From the listing below, return each line that includes "个单位可同时经过点".

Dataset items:

= = = =

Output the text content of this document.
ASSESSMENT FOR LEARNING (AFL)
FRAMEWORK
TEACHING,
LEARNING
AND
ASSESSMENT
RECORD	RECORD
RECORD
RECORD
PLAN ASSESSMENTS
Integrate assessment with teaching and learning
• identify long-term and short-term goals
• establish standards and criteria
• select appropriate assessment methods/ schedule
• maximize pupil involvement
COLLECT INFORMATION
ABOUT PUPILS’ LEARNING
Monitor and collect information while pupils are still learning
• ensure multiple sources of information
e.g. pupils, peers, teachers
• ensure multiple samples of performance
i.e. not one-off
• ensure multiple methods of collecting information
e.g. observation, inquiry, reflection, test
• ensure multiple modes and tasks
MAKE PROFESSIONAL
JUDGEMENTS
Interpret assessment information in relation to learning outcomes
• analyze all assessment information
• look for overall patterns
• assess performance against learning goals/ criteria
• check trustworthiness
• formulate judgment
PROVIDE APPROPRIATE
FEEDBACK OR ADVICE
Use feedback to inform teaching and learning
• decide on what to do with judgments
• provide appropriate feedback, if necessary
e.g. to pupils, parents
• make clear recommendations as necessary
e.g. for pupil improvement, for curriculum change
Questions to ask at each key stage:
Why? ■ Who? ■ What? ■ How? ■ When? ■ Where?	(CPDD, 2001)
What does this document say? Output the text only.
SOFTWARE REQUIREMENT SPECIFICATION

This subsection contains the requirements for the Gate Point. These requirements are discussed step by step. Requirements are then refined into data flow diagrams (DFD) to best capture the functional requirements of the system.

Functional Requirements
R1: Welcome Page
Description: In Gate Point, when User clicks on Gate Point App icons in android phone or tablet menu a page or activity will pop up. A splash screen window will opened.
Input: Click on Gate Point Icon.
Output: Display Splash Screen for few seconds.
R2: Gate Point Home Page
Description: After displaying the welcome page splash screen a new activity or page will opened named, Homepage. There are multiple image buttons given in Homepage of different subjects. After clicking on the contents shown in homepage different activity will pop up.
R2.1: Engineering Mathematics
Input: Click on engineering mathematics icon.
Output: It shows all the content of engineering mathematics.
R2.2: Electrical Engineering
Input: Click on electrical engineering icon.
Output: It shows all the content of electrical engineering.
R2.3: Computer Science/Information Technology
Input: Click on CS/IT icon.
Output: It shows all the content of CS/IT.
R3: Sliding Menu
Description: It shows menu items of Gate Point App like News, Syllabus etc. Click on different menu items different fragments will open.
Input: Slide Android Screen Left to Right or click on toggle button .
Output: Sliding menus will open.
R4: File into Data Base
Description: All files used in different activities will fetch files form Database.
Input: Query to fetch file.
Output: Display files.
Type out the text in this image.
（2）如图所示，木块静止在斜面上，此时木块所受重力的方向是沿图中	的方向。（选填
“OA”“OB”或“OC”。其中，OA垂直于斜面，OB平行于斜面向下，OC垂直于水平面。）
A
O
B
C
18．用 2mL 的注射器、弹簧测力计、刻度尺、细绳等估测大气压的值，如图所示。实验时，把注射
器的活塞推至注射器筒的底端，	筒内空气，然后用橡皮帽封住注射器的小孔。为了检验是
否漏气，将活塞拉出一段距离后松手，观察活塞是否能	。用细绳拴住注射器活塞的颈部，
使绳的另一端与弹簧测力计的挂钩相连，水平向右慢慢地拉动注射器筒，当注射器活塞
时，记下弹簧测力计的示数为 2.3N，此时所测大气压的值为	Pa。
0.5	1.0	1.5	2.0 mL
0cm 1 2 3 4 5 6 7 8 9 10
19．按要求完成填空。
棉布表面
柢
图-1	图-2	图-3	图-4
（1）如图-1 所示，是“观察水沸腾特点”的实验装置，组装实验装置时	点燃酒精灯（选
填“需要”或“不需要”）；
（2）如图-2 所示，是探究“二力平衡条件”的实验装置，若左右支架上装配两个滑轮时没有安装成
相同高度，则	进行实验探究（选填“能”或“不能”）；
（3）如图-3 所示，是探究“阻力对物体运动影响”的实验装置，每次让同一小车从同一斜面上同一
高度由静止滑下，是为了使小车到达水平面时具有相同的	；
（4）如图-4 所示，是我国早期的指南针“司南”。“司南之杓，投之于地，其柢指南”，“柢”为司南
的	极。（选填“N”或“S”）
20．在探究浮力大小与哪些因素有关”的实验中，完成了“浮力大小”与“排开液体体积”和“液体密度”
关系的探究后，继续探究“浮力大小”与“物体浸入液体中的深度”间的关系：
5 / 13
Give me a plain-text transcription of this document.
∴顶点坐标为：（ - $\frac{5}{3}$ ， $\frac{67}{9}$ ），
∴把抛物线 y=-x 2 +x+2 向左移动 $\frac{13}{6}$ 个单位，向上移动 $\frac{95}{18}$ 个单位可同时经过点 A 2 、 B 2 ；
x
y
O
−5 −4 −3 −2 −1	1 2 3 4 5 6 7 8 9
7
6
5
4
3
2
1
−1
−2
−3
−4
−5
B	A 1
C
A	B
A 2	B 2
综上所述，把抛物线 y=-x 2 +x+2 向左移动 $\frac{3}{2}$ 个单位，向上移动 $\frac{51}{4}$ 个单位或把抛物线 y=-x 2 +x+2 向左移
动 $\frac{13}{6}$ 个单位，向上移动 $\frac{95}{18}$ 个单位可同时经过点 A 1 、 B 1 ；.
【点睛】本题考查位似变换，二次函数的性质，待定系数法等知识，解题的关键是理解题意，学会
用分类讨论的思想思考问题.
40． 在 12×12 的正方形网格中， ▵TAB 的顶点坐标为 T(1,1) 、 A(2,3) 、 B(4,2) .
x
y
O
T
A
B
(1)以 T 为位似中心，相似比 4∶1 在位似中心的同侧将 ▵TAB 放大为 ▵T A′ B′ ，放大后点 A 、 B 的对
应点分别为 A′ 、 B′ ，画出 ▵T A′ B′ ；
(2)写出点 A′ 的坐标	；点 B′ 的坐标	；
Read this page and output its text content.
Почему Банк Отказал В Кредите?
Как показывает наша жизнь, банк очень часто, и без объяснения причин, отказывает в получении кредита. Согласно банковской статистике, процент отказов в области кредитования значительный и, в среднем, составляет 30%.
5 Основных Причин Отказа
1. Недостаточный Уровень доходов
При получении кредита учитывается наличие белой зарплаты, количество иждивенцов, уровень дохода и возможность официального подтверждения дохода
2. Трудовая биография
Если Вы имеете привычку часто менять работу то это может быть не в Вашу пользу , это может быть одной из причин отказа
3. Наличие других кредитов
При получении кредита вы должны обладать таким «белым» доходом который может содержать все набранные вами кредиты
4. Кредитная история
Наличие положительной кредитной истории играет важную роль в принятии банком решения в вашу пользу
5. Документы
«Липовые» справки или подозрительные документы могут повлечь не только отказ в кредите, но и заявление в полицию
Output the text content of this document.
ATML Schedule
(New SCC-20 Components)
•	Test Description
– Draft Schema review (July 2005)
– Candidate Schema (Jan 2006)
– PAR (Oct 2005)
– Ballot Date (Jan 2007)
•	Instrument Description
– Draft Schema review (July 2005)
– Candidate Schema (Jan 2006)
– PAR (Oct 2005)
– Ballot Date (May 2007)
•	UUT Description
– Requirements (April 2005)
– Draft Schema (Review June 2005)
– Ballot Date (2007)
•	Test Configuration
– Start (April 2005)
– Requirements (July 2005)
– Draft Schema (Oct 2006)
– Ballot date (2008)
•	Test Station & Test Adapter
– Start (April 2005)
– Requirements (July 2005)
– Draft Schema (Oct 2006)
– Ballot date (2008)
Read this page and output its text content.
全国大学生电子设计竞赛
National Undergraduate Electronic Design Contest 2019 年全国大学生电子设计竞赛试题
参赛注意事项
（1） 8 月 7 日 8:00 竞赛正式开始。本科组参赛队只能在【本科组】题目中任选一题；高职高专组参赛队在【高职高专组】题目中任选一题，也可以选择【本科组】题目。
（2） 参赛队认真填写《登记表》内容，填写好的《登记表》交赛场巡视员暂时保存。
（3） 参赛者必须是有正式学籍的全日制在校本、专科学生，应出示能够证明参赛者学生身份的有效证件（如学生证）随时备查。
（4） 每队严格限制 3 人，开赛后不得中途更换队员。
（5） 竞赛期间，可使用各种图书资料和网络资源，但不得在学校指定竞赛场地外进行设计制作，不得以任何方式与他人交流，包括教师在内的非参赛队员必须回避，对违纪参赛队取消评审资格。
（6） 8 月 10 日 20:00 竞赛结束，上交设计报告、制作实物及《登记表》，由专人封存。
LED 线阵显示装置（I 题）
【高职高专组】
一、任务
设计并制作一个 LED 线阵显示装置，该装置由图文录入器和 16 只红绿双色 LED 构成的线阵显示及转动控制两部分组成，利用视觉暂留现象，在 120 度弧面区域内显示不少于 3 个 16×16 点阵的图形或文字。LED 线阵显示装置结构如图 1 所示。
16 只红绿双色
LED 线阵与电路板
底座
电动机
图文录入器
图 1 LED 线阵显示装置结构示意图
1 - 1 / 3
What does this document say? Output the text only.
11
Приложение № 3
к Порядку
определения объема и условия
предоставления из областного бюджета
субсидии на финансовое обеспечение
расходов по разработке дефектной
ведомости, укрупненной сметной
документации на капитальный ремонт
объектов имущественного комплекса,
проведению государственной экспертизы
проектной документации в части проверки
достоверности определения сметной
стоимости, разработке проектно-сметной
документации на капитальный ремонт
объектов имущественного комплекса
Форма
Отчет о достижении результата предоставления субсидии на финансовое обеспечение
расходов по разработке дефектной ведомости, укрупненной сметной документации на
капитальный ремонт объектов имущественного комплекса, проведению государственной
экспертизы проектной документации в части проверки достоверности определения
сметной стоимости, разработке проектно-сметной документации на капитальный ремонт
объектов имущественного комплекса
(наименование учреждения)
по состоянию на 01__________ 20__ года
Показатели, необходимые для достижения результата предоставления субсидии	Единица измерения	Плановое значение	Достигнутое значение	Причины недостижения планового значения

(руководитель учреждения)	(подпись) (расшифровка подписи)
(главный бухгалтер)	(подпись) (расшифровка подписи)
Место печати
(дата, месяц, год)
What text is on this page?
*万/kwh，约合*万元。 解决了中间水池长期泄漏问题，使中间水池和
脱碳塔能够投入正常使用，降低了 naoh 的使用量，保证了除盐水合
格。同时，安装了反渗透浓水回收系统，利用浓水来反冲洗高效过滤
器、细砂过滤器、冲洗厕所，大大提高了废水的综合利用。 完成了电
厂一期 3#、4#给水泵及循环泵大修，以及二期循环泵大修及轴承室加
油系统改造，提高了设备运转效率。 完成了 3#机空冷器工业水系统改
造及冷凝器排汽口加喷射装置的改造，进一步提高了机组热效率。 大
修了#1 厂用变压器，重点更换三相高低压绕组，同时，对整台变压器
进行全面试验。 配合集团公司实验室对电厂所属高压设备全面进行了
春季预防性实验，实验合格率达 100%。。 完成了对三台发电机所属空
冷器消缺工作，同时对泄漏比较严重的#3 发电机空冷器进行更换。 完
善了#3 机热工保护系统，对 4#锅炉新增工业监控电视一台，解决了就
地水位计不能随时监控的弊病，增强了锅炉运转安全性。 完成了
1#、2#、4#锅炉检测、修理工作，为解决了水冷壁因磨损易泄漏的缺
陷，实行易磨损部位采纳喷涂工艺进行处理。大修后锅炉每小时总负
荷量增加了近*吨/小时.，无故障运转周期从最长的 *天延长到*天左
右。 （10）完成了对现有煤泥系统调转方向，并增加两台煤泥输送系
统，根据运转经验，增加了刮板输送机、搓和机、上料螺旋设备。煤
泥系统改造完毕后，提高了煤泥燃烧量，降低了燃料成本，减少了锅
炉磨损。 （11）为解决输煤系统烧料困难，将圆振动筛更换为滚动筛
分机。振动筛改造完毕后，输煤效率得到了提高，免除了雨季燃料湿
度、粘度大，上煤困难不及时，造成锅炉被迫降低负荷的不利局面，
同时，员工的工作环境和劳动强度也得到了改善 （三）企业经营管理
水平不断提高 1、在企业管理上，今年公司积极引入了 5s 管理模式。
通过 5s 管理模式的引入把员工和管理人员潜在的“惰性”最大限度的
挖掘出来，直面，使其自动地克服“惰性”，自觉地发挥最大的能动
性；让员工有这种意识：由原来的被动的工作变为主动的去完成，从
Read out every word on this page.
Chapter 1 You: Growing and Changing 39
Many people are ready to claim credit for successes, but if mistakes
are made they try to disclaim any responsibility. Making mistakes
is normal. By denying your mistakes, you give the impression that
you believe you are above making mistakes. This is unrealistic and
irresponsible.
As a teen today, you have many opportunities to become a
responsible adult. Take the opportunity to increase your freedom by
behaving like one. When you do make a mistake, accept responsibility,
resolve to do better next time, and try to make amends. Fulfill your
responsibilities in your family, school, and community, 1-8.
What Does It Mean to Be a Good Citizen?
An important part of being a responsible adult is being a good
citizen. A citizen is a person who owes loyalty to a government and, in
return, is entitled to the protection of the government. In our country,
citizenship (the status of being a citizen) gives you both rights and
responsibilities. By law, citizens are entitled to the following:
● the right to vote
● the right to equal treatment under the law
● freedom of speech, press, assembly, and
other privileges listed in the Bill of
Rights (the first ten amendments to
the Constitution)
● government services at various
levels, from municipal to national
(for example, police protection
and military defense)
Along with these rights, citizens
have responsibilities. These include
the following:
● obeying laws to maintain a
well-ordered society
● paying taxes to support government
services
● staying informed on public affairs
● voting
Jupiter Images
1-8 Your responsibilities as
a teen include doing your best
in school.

= = = =

- **Problem solution**
∴把抛物线 y=-x 2 +x+2 向左移动 $\frac{13}{6}$ 个单位，向上移动 $\frac{95}{18}$ 个单位可同时经过点 A 2 、 B 2 ；
动 $\frac{13}{6}$ 个单位，向上移动 $\frac{95}{18}$ 个单位可同时经过点 A 1 、 B 1 ；.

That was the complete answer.